- EXERCISE: Answer with one number only: the number of lines that include the word "color".

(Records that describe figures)
——
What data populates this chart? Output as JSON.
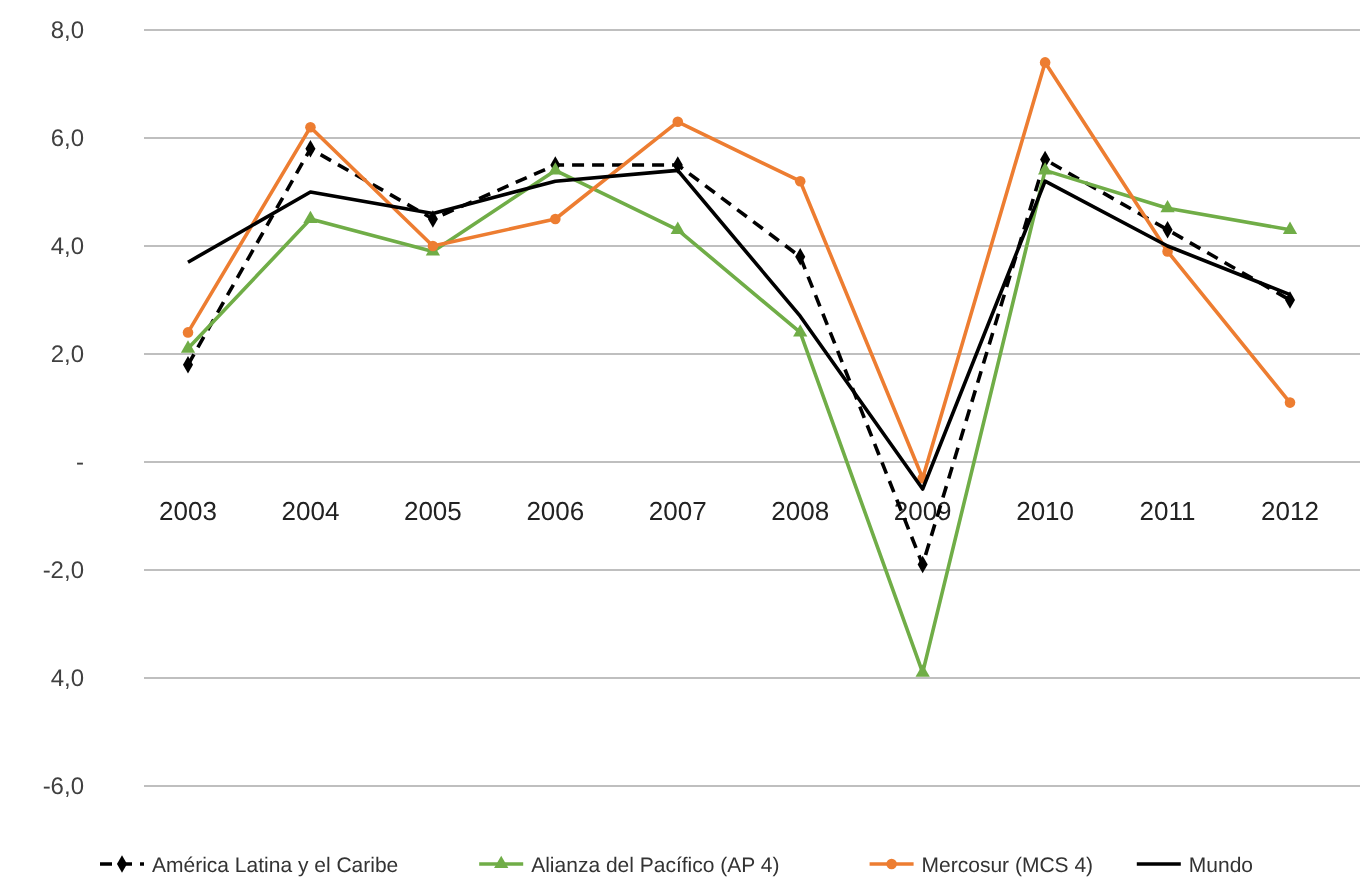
{
  "chart_data": {
    "type": "line",
    "categories": [
      "2003",
      "2004",
      "2005",
      "2006",
      "2007",
      "2008",
      "2009",
      "2010",
      "2011",
      "2012"
    ],
    "series": [
      {
        "name": "América Latina y el Caribe",
        "color": "#000000",
        "marker": "diamond",
        "line_style": "dashed",
        "values": [
          1.8,
          5.8,
          4.5,
          5.5,
          5.5,
          3.8,
          -1.9,
          5.6,
          4.3,
          3.0
        ]
      },
      {
        "name": "Alianza del Pacífico (AP 4)",
        "color": "#70ad47",
        "marker": "triangle",
        "line_style": "solid",
        "values": [
          2.1,
          4.5,
          3.9,
          5.4,
          4.3,
          2.4,
          -3.9,
          5.4,
          4.7,
          4.3
        ]
      },
      {
        "name": "Mercosur (MCS 4)",
        "color": "#ed7d31",
        "marker": "circle",
        "line_style": "solid",
        "values": [
          2.4,
          6.2,
          4.0,
          4.5,
          6.3,
          5.2,
          -0.3,
          7.4,
          3.9,
          1.1
        ]
      },
      {
        "name": "Mundo",
        "color": "#000000",
        "marker": "none",
        "line_style": "solid",
        "values": [
          3.7,
          5.0,
          4.6,
          5.2,
          5.4,
          2.7,
          -0.5,
          5.2,
          4.0,
          3.1
        ]
      }
    ],
    "ylim": [
      -6,
      8
    ],
    "yticks": [
      {
        "value": 8,
        "label": "8,0"
      },
      {
        "value": 6,
        "label": "6,0"
      },
      {
        "value": 4,
        "label": "4,0"
      },
      {
        "value": 2,
        "label": "2,0"
      },
      {
        "value": 0,
        "label": "-"
      },
      {
        "value": -2,
        "label": "-2,0"
      },
      {
        "value": -4,
        "label": "4,0"
      },
      {
        "value": -6,
        "label": "-6,0"
      }
    ],
    "grid": "y",
    "legend": "bottom"
  }
}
——
- RESULT: 4